> The exercise: Copy out the listing exactly.

> Data extract:

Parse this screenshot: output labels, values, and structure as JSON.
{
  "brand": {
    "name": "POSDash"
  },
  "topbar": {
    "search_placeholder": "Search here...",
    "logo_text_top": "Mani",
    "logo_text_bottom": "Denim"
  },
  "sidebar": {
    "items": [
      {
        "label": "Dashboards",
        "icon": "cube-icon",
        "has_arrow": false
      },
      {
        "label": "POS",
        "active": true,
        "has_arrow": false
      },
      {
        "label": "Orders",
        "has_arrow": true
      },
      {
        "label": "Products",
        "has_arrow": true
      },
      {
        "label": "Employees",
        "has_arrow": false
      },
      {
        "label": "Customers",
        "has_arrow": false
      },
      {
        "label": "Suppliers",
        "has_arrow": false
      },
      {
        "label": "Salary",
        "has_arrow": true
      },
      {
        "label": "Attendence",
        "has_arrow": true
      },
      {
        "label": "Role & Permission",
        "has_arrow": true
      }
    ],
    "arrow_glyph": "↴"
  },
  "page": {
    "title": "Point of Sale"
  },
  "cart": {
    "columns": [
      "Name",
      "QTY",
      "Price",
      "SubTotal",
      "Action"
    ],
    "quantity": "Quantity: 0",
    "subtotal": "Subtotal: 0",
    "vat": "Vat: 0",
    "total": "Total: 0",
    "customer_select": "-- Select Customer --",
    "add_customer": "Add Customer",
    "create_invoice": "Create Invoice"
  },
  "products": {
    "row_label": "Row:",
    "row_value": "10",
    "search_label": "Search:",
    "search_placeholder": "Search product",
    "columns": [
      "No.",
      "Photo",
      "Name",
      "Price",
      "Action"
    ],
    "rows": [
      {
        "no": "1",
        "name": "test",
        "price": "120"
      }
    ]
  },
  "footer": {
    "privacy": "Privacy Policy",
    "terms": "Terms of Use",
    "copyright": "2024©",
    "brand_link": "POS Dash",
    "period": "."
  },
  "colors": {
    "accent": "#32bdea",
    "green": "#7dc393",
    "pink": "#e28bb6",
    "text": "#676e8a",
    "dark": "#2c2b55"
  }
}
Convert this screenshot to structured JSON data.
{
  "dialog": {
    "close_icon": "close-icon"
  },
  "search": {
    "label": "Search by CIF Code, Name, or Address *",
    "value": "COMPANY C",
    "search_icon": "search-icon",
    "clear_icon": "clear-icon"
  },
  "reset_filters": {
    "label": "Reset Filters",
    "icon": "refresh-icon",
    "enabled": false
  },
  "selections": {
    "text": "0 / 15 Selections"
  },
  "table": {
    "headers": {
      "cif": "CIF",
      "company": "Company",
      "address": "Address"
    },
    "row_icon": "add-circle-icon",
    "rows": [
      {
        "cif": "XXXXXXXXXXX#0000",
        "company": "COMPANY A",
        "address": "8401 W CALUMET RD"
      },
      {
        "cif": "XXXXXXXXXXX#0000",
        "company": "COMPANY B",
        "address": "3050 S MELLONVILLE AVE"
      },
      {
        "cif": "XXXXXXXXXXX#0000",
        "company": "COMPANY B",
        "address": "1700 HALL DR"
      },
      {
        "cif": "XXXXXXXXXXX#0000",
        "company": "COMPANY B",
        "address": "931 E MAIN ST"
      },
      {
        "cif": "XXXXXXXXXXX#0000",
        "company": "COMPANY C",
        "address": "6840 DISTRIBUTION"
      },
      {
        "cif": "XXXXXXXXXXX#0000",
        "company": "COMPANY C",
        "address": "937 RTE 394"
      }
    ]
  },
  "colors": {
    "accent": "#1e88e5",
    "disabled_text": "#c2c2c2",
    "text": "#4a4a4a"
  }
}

> Full answer:
Parse this screenshot: output labels, values, and structure as JSON.
{
  "brand": {
    "name": "POSDash"
  },
  "topbar": {
    "search_placeholder": "Search here...",
    "logo_text_top": "Mani",
    "logo_text_bottom": "Denim"
  },
  "sidebar": {
    "items": [
      {
        "label": "Dashboards",
        "icon": "cube-icon",
        "has_arrow": false
      },
      {
        "label": "POS",
        "active": true,
        "has_arrow": false
      },
      {
        "label": "Orders",
        "has_arrow": true
      },
      {
        "label": "Products",
        "has_arrow": true
      },
      {
        "label": "Employees",
        "has_arrow": false
      },
      {
        "label": "Customers",
        "has_arrow": false
      },
      {
        "label": "Suppliers",
        "has_arrow": false
      },
      {
        "label": "Salary",
        "has_arrow": true
      },
      {
        "label": "Attendence",
        "has_arrow": true
      },
      {
        "label": "Role & Permission",
        "has_arrow": true
      }
    ],
    "arrow_glyph": "↴"
  },
  "page": {
    "title": "Point of Sale"
  },
  "cart": {
    "columns": [
      "Name",
      "QTY",
      "Price",
      "SubTotal",
      "Action"
    ],
    "quantity": "Quantity: 0",
    "subtotal": "Subtotal: 0",
    "vat": "Vat: 0",
    "total": "Total: 0",
    "customer_select": "-- Select Customer --",
    "add_customer": "Add Customer",
    "create_invoice": "Create Invoice"
  },
  "products": {
    "row_label": "Row:",
    "row_value": "10",
    "search_label": "Search:",
    "search_placeholder": "Search product",
    "columns": [
      "No.",
      "Photo",
      "Name",
      "Price",
      "Action"
    ],
    "rows": [
      {
        "no": "1",
        "name": "test",
        "price": "120"
      }
    ]
  },
  "footer": {
    "privacy": "Privacy Policy",
    "terms": "Terms of Use",
    "copyright": "2024©",
    "brand_link": "POS Dash",
    "period": "."
  },
  "colors": {
    "accent": "#32bdea",
    "green": "#7dc393",
    "pink": "#e28bb6",
    "text": "#676e8a",
    "dark": "#2c2b55"
  }
}
Convert this screenshot to structured JSON data.
{
  "dialog": {
    "close_icon": "close-icon"
  },
  "search": {
    "label": "Search by CIF Code, Name, or Address *",
    "value": "COMPANY C",
    "search_icon": "search-icon",
    "clear_icon": "clear-icon"
  },
  "reset_filters": {
    "label": "Reset Filters",
    "icon": "refresh-icon",
    "enabled": false
  },
  "selections": {
    "text": "0 / 15 Selections"
  },
  "table": {
    "headers": {
      "cif": "CIF",
      "company": "Company",
      "address": "Address"
    },
    "row_icon": "add-circle-icon",
    "rows": [
      {
        "cif": "XXXXXXXXXXX#0000",
        "company": "COMPANY A",
        "address": "8401 W CALUMET RD"
      },
      {
        "cif": "XXXXXXXXXXX#0000",
        "company": "COMPANY B",
        "address": "3050 S MELLONVILLE AVE"
      },
      {
        "cif": "XXXXXXXXXXX#0000",
        "company": "COMPANY B",
        "address": "1700 HALL DR"
      },
      {
        "cif": "XXXXXXXXXXX#0000",
        "company": "COMPANY B",
        "address": "931 E MAIN ST"
      },
      {
        "cif": "XXXXXXXXXXX#0000",
        "company": "COMPANY C",
        "address": "6840 DISTRIBUTION"
      },
      {
        "cif": "XXXXXXXXXXX#0000",
        "company": "COMPANY C",
        "address": "937 RTE 394"
      }
    ]
  },
  "colors": {
    "accent": "#1e88e5",
    "disabled_text": "#c2c2c2",
    "text": "#4a4a4a"
  }
}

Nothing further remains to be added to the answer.